Work instructions.
The records below are made of lines; count those holding the word "color" and give the number only.

Material.
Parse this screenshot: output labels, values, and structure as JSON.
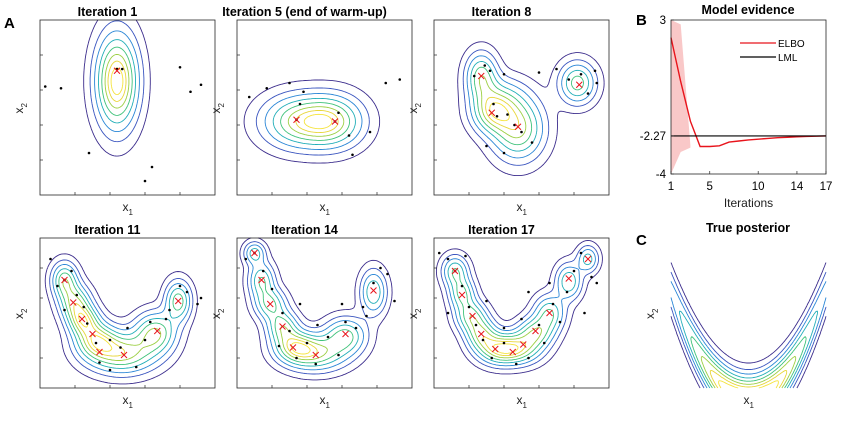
{
  "panel_labels": {
    "a": "A",
    "b": "B",
    "c": "C"
  },
  "axis_labels": {
    "x_main": "x",
    "x_sub": "1",
    "y_main": "x",
    "y_sub": "2"
  },
  "chart_data": [
    {
      "type": "contour",
      "title": "Iteration 1",
      "centers": [
        [
          0.44,
          0.29
        ]
      ],
      "points": [
        [
          0.03,
          0.38
        ],
        [
          0.12,
          0.39
        ],
        [
          0.28,
          0.76
        ],
        [
          0.44,
          0.28
        ],
        [
          0.47,
          0.28
        ],
        [
          0.6,
          0.92
        ],
        [
          0.64,
          0.84
        ],
        [
          0.8,
          0.27
        ],
        [
          0.86,
          0.41
        ],
        [
          0.92,
          0.37
        ]
      ],
      "components": [
        [
          0.44,
          0.35,
          0.08,
          0.18,
          1.0
        ]
      ]
    },
    {
      "type": "contour",
      "title": "Iteration 5 (end of warm-up)",
      "centers": [
        [
          0.34,
          0.57
        ],
        [
          0.56,
          0.58
        ]
      ],
      "points": [
        [
          0.07,
          0.44
        ],
        [
          0.17,
          0.39
        ],
        [
          0.3,
          0.36
        ],
        [
          0.38,
          0.41
        ],
        [
          0.36,
          0.48
        ],
        [
          0.34,
          0.57
        ],
        [
          0.58,
          0.53
        ],
        [
          0.56,
          0.58
        ],
        [
          0.64,
          0.66
        ],
        [
          0.66,
          0.77
        ],
        [
          0.76,
          0.64
        ],
        [
          0.85,
          0.36
        ],
        [
          0.93,
          0.34
        ]
      ],
      "components": [
        [
          0.35,
          0.58,
          0.14,
          0.1,
          1.0
        ],
        [
          0.55,
          0.58,
          0.12,
          0.1,
          0.95
        ]
      ]
    },
    {
      "type": "contour",
      "title": "Iteration 8",
      "centers": [
        [
          0.27,
          0.32
        ],
        [
          0.33,
          0.53
        ],
        [
          0.48,
          0.61
        ],
        [
          0.83,
          0.37
        ]
      ],
      "points": [
        [
          0.23,
          0.32
        ],
        [
          0.29,
          0.26
        ],
        [
          0.32,
          0.29
        ],
        [
          0.34,
          0.48
        ],
        [
          0.36,
          0.55
        ],
        [
          0.4,
          0.31
        ],
        [
          0.42,
          0.54
        ],
        [
          0.46,
          0.6
        ],
        [
          0.5,
          0.64
        ],
        [
          0.56,
          0.7
        ],
        [
          0.6,
          0.3
        ],
        [
          0.7,
          0.28
        ],
        [
          0.77,
          0.34
        ],
        [
          0.84,
          0.31
        ],
        [
          0.88,
          0.42
        ],
        [
          0.92,
          0.29
        ],
        [
          0.93,
          0.36
        ],
        [
          0.3,
          0.72
        ],
        [
          0.4,
          0.76
        ]
      ],
      "components": [
        [
          0.27,
          0.32,
          0.06,
          0.09,
          0.85
        ],
        [
          0.33,
          0.53,
          0.08,
          0.08,
          0.8
        ],
        [
          0.48,
          0.62,
          0.1,
          0.12,
          1.0
        ],
        [
          0.82,
          0.36,
          0.07,
          0.08,
          0.85
        ],
        [
          0.38,
          0.44,
          0.1,
          0.08,
          0.4
        ]
      ]
    },
    {
      "type": "contour",
      "title": "Iteration 11",
      "centers": [
        [
          0.14,
          0.28
        ],
        [
          0.19,
          0.43
        ],
        [
          0.24,
          0.54
        ],
        [
          0.3,
          0.64
        ],
        [
          0.34,
          0.76
        ],
        [
          0.48,
          0.78
        ],
        [
          0.67,
          0.62
        ],
        [
          0.79,
          0.42
        ]
      ],
      "points": [
        [
          0.06,
          0.14
        ],
        [
          0.1,
          0.32
        ],
        [
          0.14,
          0.28
        ],
        [
          0.18,
          0.22
        ],
        [
          0.21,
          0.38
        ],
        [
          0.25,
          0.46
        ],
        [
          0.27,
          0.57
        ],
        [
          0.32,
          0.7
        ],
        [
          0.34,
          0.83
        ],
        [
          0.4,
          0.68
        ],
        [
          0.46,
          0.73
        ],
        [
          0.5,
          0.6
        ],
        [
          0.55,
          0.86
        ],
        [
          0.6,
          0.68
        ],
        [
          0.63,
          0.56
        ],
        [
          0.72,
          0.54
        ],
        [
          0.74,
          0.48
        ],
        [
          0.8,
          0.32
        ],
        [
          0.84,
          0.36
        ],
        [
          0.9,
          0.44
        ],
        [
          0.92,
          0.4
        ],
        [
          0.14,
          0.48
        ],
        [
          0.4,
          0.88
        ]
      ],
      "components": [
        [
          0.14,
          0.28,
          0.05,
          0.08,
          0.85
        ],
        [
          0.2,
          0.43,
          0.06,
          0.08,
          0.85
        ],
        [
          0.25,
          0.55,
          0.06,
          0.07,
          0.9
        ],
        [
          0.32,
          0.68,
          0.08,
          0.08,
          0.9
        ],
        [
          0.47,
          0.77,
          0.13,
          0.09,
          1.0
        ],
        [
          0.66,
          0.63,
          0.08,
          0.09,
          0.9
        ],
        [
          0.79,
          0.42,
          0.05,
          0.09,
          0.85
        ]
      ]
    },
    {
      "type": "contour",
      "title": "Iteration 14",
      "centers": [
        [
          0.1,
          0.1
        ],
        [
          0.14,
          0.28
        ],
        [
          0.19,
          0.44
        ],
        [
          0.26,
          0.59
        ],
        [
          0.32,
          0.73
        ],
        [
          0.45,
          0.78
        ],
        [
          0.62,
          0.64
        ],
        [
          0.78,
          0.35
        ]
      ],
      "points": [
        [
          0.05,
          0.14
        ],
        [
          0.1,
          0.1
        ],
        [
          0.15,
          0.22
        ],
        [
          0.2,
          0.34
        ],
        [
          0.26,
          0.5
        ],
        [
          0.3,
          0.62
        ],
        [
          0.34,
          0.8
        ],
        [
          0.4,
          0.7
        ],
        [
          0.45,
          0.84
        ],
        [
          0.52,
          0.66
        ],
        [
          0.58,
          0.78
        ],
        [
          0.62,
          0.56
        ],
        [
          0.68,
          0.6
        ],
        [
          0.72,
          0.46
        ],
        [
          0.74,
          0.52
        ],
        [
          0.78,
          0.3
        ],
        [
          0.82,
          0.2
        ],
        [
          0.86,
          0.24
        ],
        [
          0.9,
          0.42
        ],
        [
          0.24,
          0.72
        ],
        [
          0.6,
          0.44
        ],
        [
          0.36,
          0.44
        ],
        [
          0.46,
          0.58
        ]
      ],
      "components": [
        [
          0.1,
          0.1,
          0.04,
          0.05,
          0.75
        ],
        [
          0.14,
          0.28,
          0.05,
          0.08,
          0.85
        ],
        [
          0.19,
          0.44,
          0.06,
          0.07,
          0.85
        ],
        [
          0.26,
          0.59,
          0.06,
          0.07,
          0.9
        ],
        [
          0.33,
          0.72,
          0.08,
          0.07,
          0.9
        ],
        [
          0.45,
          0.77,
          0.12,
          0.08,
          1.0
        ],
        [
          0.62,
          0.65,
          0.08,
          0.08,
          0.9
        ],
        [
          0.78,
          0.36,
          0.05,
          0.1,
          0.85
        ]
      ]
    },
    {
      "type": "contour",
      "title": "Iteration 17",
      "centers": [
        [
          0.12,
          0.22
        ],
        [
          0.16,
          0.38
        ],
        [
          0.22,
          0.52
        ],
        [
          0.27,
          0.64
        ],
        [
          0.35,
          0.74
        ],
        [
          0.45,
          0.76
        ],
        [
          0.51,
          0.71
        ],
        [
          0.58,
          0.62
        ],
        [
          0.66,
          0.5
        ],
        [
          0.77,
          0.27
        ],
        [
          0.88,
          0.14
        ]
      ],
      "points": [
        [
          0.03,
          0.1
        ],
        [
          0.08,
          0.14
        ],
        [
          0.12,
          0.22
        ],
        [
          0.16,
          0.32
        ],
        [
          0.2,
          0.46
        ],
        [
          0.24,
          0.58
        ],
        [
          0.28,
          0.68
        ],
        [
          0.33,
          0.8
        ],
        [
          0.4,
          0.7
        ],
        [
          0.47,
          0.84
        ],
        [
          0.54,
          0.8
        ],
        [
          0.6,
          0.58
        ],
        [
          0.63,
          0.7
        ],
        [
          0.68,
          0.44
        ],
        [
          0.72,
          0.56
        ],
        [
          0.76,
          0.36
        ],
        [
          0.8,
          0.22
        ],
        [
          0.84,
          0.1
        ],
        [
          0.9,
          0.26
        ],
        [
          0.93,
          0.3
        ],
        [
          0.08,
          0.5
        ],
        [
          0.3,
          0.42
        ],
        [
          0.5,
          0.54
        ],
        [
          0.4,
          0.6
        ],
        [
          0.18,
          0.12
        ],
        [
          0.66,
          0.3
        ],
        [
          0.86,
          0.5
        ],
        [
          0.54,
          0.36
        ]
      ],
      "components": [
        [
          0.12,
          0.22,
          0.05,
          0.07,
          0.85
        ],
        [
          0.16,
          0.37,
          0.05,
          0.07,
          0.85
        ],
        [
          0.21,
          0.52,
          0.06,
          0.07,
          0.9
        ],
        [
          0.27,
          0.64,
          0.06,
          0.07,
          0.9
        ],
        [
          0.36,
          0.74,
          0.08,
          0.07,
          0.95
        ],
        [
          0.48,
          0.74,
          0.09,
          0.07,
          1.0
        ],
        [
          0.58,
          0.63,
          0.07,
          0.07,
          0.9
        ],
        [
          0.66,
          0.5,
          0.06,
          0.08,
          0.85
        ],
        [
          0.77,
          0.29,
          0.05,
          0.08,
          0.85
        ],
        [
          0.88,
          0.14,
          0.04,
          0.06,
          0.75
        ]
      ]
    },
    {
      "type": "line",
      "title": "Model evidence",
      "xlabel": "Iterations",
      "xlim": [
        1,
        17
      ],
      "ylim": [
        -4,
        3
      ],
      "xticks": [
        "1",
        "5",
        "10",
        "14",
        "17"
      ],
      "yticks": [
        "3",
        "-2.27",
        "-4"
      ],
      "legend": "top-right",
      "series": [
        {
          "name": "ELBO",
          "color": "#e8141c",
          "x": [
            1,
            2,
            3,
            4,
            5,
            6,
            7,
            8,
            9,
            10,
            11,
            12,
            13,
            14,
            15,
            16,
            17
          ],
          "y": [
            2.2,
            0.2,
            -1.6,
            -2.75,
            -2.75,
            -2.72,
            -2.55,
            -2.5,
            -2.45,
            -2.42,
            -2.38,
            -2.35,
            -2.33,
            -2.31,
            -2.29,
            -2.28,
            -2.27
          ]
        },
        {
          "name": "LML",
          "color": "#000000",
          "x": [
            1,
            17
          ],
          "y": [
            -2.27,
            -2.27
          ]
        }
      ],
      "band": {
        "color": "#f9c8c8",
        "x": [
          1,
          2,
          3
        ],
        "lower": [
          -4.0,
          -3.0,
          -2.8
        ],
        "upper": [
          3.0,
          2.8,
          -2.7
        ]
      }
    },
    {
      "type": "contour",
      "title": "True posterior",
      "shape": "banana"
    }
  ]
}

Exercise result.
3